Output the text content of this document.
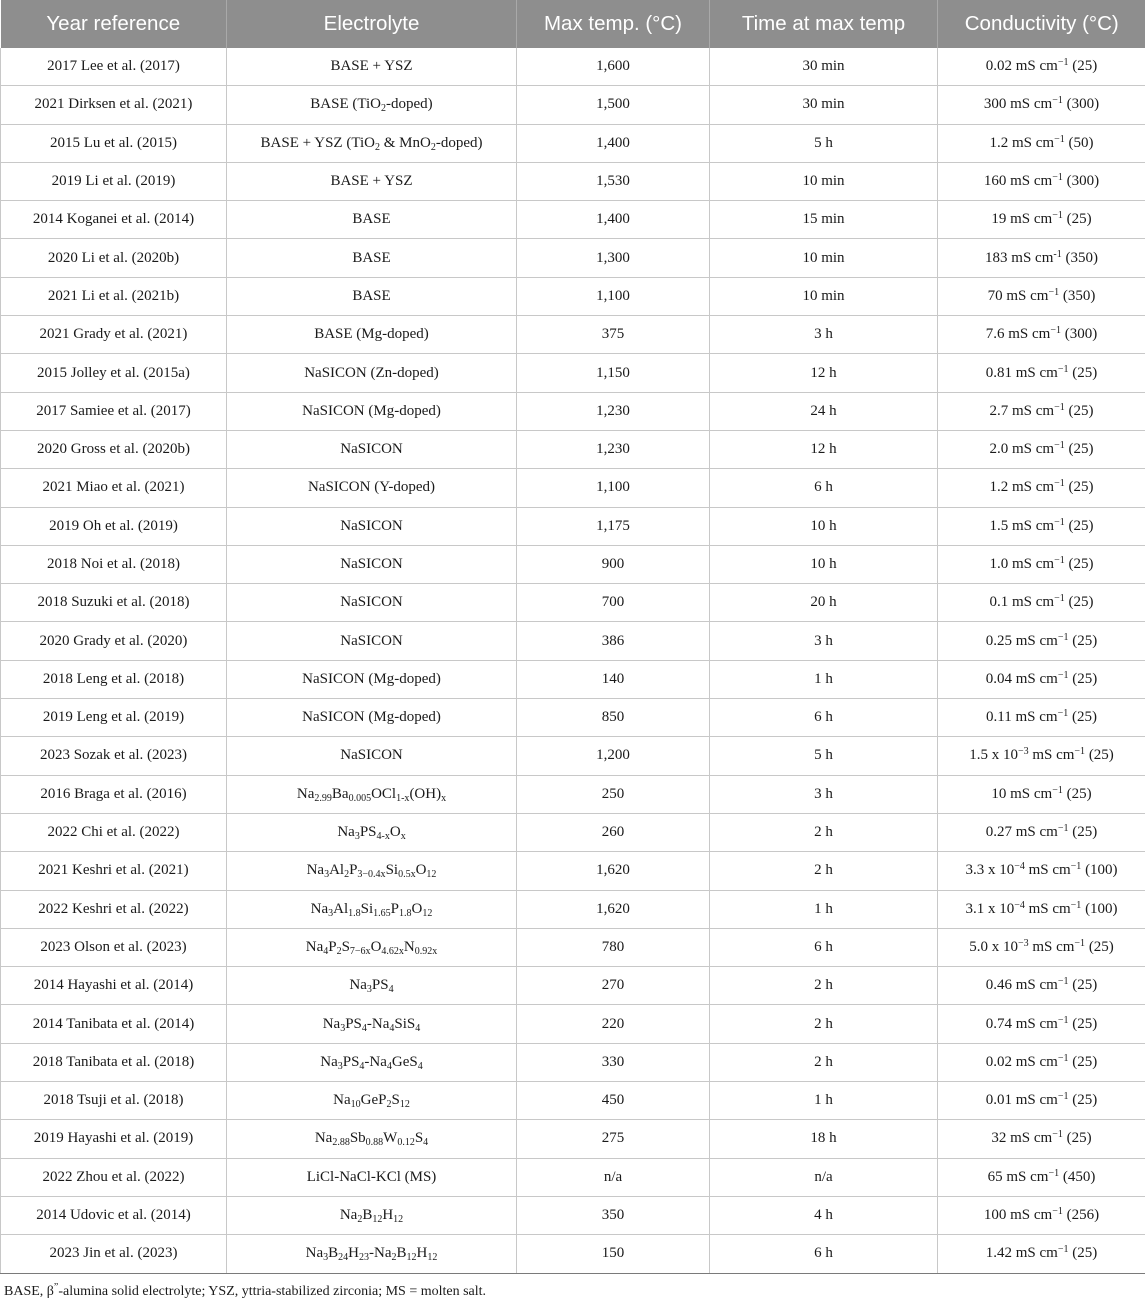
Year reference	Electrolyte	Max temp. (°C)	Time at max temp	Conductivity (°C)
2017 Lee et al. (2017)	BASE + YSZ	1,600	30 min	0.02 mS $cm^{-1}$ (25)
2021 Dirksen et al. (2021)	BASE (TiO$_2$-doped)	1,500	30 min	300 mS $cm^{-1}$ (300)
2015 Lu et al. (2015)	BASE + YSZ (TiO$_2$ & MnO$_2$-doped)	1,400	5 h	1.2 mS $cm^{-1}$ (50)
2019 Li et al. (2019)	BASE + YSZ	1,530	10 min	160 mS $cm^{-1}$ (300)
2014 Koganei et al. (2014)	BASE	1,400	15 min	19 mS $cm^{-1}$ (25)
2020 Li et al. (2020b)	BASE	1,300	10 min	183 mS $cm^{-1}$ (350)
2021 Li et al. (2021b)	BASE	1,100	10 min	70 mS $cm^{-1}$ (350)
2021 Grady et al. (2021)	BASE (Mg-doped)	375	3 h	7.6 mS $cm^{-1}$ (300)
2015 Jolley et al. (2015a)	NaSICON (Zn-doped)	1,150	12 h	0.81 mS $cm^{-1}$ (25)
2017 Samiee et al. (2017)	NaSICON (Mg-doped)	1,230	24 h	2.7 mS $cm^{-1}$ (25)
2020 Gross et al. (2020b)	NaSICON	1,230	12 h	2.0 mS $cm^{-1}$ (25)
2021 Miao et al. (2021)	NaSICON (Y-doped)	1,100	6 h	1.2 mS $cm^{-1}$ (25)
2019 Oh et al. (2019)	NaSICON	1,175	10 h	1.5 mS $cm^{-1}$ (25)
2018 Noi et al. (2018)	NaSICON	900	10 h	1.0 mS $cm^{-1}$ (25)
2018 Suzuki et al. (2018)	NaSICON	700	20 h	0.1 mS $cm^{-1}$ (25)
2020 Grady et al. (2020)	NaSICON	386	3 h	0.25 mS $cm^{-1}$ (25)
2018 Leng et al. (2018)	NaSICON (Mg-doped)	140	1 h	0.04 mS $cm^{-1}$ (25)
2019 Leng et al. (2019)	NaSICON (Mg-doped)	850	6 h	0.11 mS $cm^{-1}$ (25)
2023 Sozak et al. (2023)	NaSICON	1,200	5 h	1.5 x $10^{-3}$ mS $cm^{-1}$ (25)
2016 Braga et al. (2016)	$Na_{2.99}Ba_{0.005}OCl_{1-x}(OH)_x$	250	3 h	10 mS $cm^{-1}$ (25)
2022 Chi et al. (2022)	$Na_3PS_{4-x}O_x$	260	2 h	0.27 mS $cm^{-1}$ (25)
2021 Keshri et al. (2021)	$Na_3Al_2P_{3-0.4x}Si_{0.5x}O_{12}$	1,620	2 h	3.3 x $10^{-4}$ mS $cm^{-1}$ (100)
2022 Keshri et al. (2022)	$Na_3Al_{1.8}Si_{1.65}P_{1.8}O_{12}$	1,620	1 h	3.1 x $10^{-4}$ mS $cm^{-1}$ (100)
2023 Olson et al. (2023)	$Na_4P_2S_{7-6x}O_{4.62x}N_{0.92x}$	780	6 h	5.0 x $10^{-3}$ mS $cm^{-1}$ (25)
2014 Hayashi et al. (2014)	$Na_3PS_4$	270	2 h	0.46 mS $cm^{-1}$ (25)
2014 Tanibata et al. (2014)	$Na_3PS_4-Na_4SiS_4$	220	2 h	0.74 mS $cm^{-1}$ (25)
2018 Tanibata et al. (2018)	$Na_3PS_4-Na_4GeS_4$	330	2 h	0.02 mS $cm^{-1}$ (25)
2018 Tsuji et al. (2018)	$Na_{10}GeP_2S_{12}$	450	1 h	0.01 mS $cm^{-1}$ (25)
2019 Hayashi et al. (2019)	$Na_{2.88}Sb_{0.88}W_{0.12}S_4$	275	18 h	32 mS $cm^{-1}$ (25)
2022 Zhou et al. (2022)	LiCl-NaCl-KCl (MS)	n/a	n/a	65 mS $cm^{-1}$ (450)
2014 Udovic et al. (2014)	$Na_2B_{12}H_{12}$	350	4 h	100 mS $cm^{-1}$ (256)
2023 Jin et al. (2023)	$Na_3B_{24}H_{23}-Na_2B_{12}H_{12}$	150	6 h	1.42 mS $cm^{-1}$ (25)
BASE, β”-alumina solid electrolyte; YSZ, yttria-stabilized zirconia; MS = molten salt.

● ● ●

Spot every line that holds "Tanibata" and copy it.

TASK RESULT:
2014 Tanibata et al. (2014)	$Na_3PS_4-Na_4SiS_4$	220	2 h	0.74 mS $cm^{-1}$ (25)
2018 Tanibata et al. (2018)	$Na_3PS_4-Na_4GeS_4$	330	2 h	0.02 mS $cm^{-1}$ (25)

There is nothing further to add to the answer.